- [EXERCISE]
Which lines hold the string "text"? Copy every one of them.
__________________________________________________
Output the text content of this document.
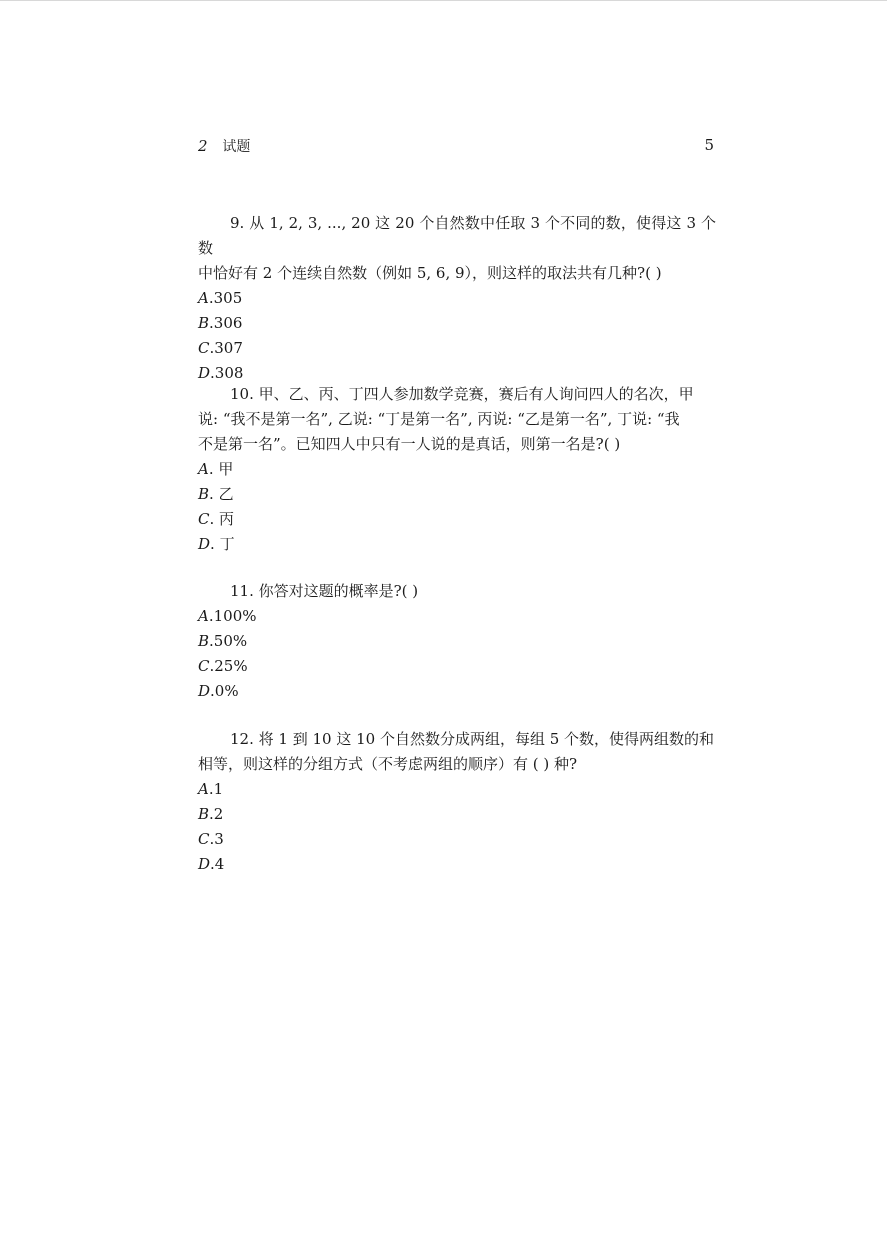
2 试题	5

9. 从 1, 2, 3, ..., 20 这 20 个自然数中任取 3 个不同的数，使得这 3 个数
中恰好有 2 个连续自然数（例如 5, 6, 9），则这样的取法共有几种?( )

A.305

B.306

C.307

D.308

10. 甲、乙、丙、丁四人参加数学竞赛，赛后有人询问四人的名次，甲
说: “我不是第一名”, 乙说: “丁是第一名”, 丙说: “乙是第一名”, 丁说: “我
不是第一名”。已知四人中只有一人说的是真话，则第一名是?( )

A. 甲

B. 乙

C. 丙

D. 丁

11. 你答对这题的概率是?( )

A.100%

B.50%

C.25%

D.0%

12. 将 1 到 10 这 10 个自然数分成两组，每组 5 个数，使得两组数的和
相等，则这样的分组方式（不考虑两组的顺序）有 ( ) 种?

A.1

B.2

C.3

D.4
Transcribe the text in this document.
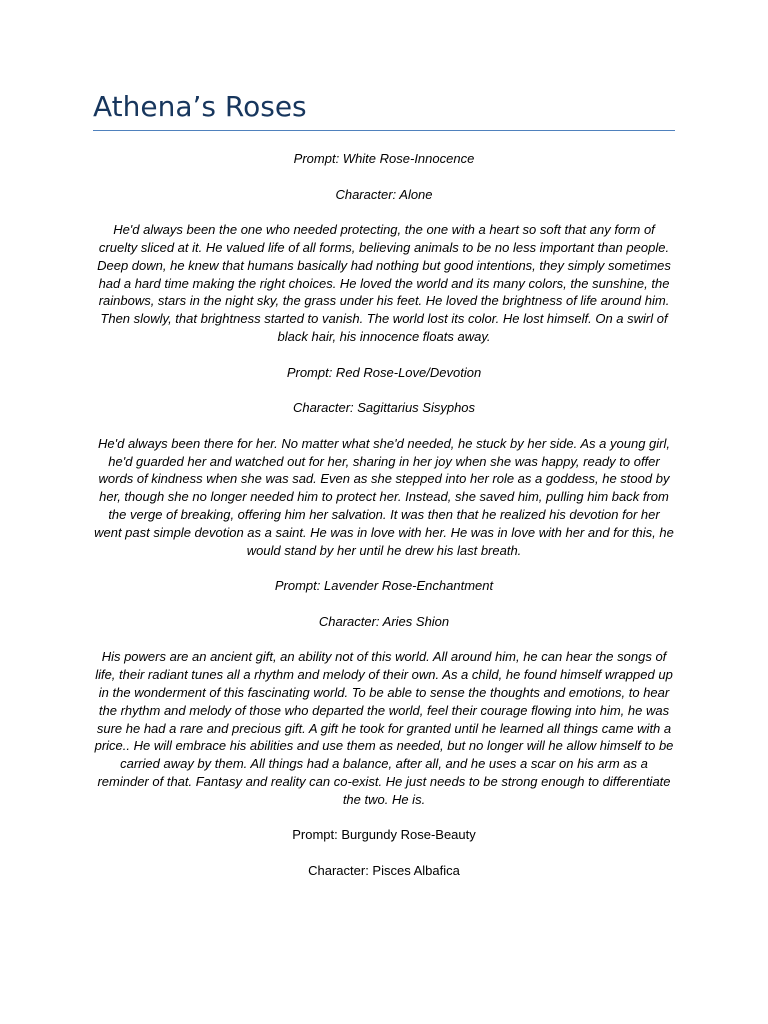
Athena’s Roses

Prompt: White Rose-Innocence

Character: Alone

He'd always been the one who needed protecting, the one with a heart so soft that any form of cruelty sliced at it. He valued life of all forms, believing animals to be no less important than people. Deep down, he knew that humans basically had nothing but good intentions, they simply sometimes had a hard time making the right choices. He loved the world and its many colors, the sunshine, the rainbows, stars in the night sky, the grass under his feet. He loved the brightness of life around him. Then slowly, that brightness started to vanish. The world lost its color. He lost himself. On a swirl of black hair, his innocence floats away.

Prompt: Red Rose-Love/Devotion

Character: Sagittarius Sisyphos

He'd always been there for her. No matter what she'd needed, he stuck by her side. As a young girl, he'd guarded her and watched out for her, sharing in her joy when she was happy, ready to offer words of kindness when she was sad. Even as she stepped into her role as a goddess, he stood by her, though she no longer needed him to protect her. Instead, she saved him, pulling him back from the verge of breaking, offering him her salvation. It was then that he realized his devotion for her went past simple devotion as a saint. He was in love with her. He was in love with her and for this, he would stand by her until he drew his last breath.

Prompt: Lavender Rose-Enchantment

Character: Aries Shion

His powers are an ancient gift, an ability not of this world. All around him, he can hear the songs of life, their radiant tunes all a rhythm and melody of their own. As a child, he found himself wrapped up in the wonderment of this fascinating world. To be able to sense the thoughts and emotions, to hear the rhythm and melody of those who departed the world, feel their courage flowing into him, he was sure he had a rare and precious gift. A gift he took for granted until he learned all things came with a price.. He will embrace his abilities and use them as needed, but no longer will he allow himself to be carried away by them. All things had a balance, after all, and he uses a scar on his arm as a reminder of that. Fantasy and reality can co-exist. He just needs to be strong enough to differentiate the two. He is.

Prompt: Burgundy Rose-Beauty

Character: Pisces Albafica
__________________________________________________
- [RESULT FOR THIS TASK]
Output the text content of this document.
Transcribe the text in this document.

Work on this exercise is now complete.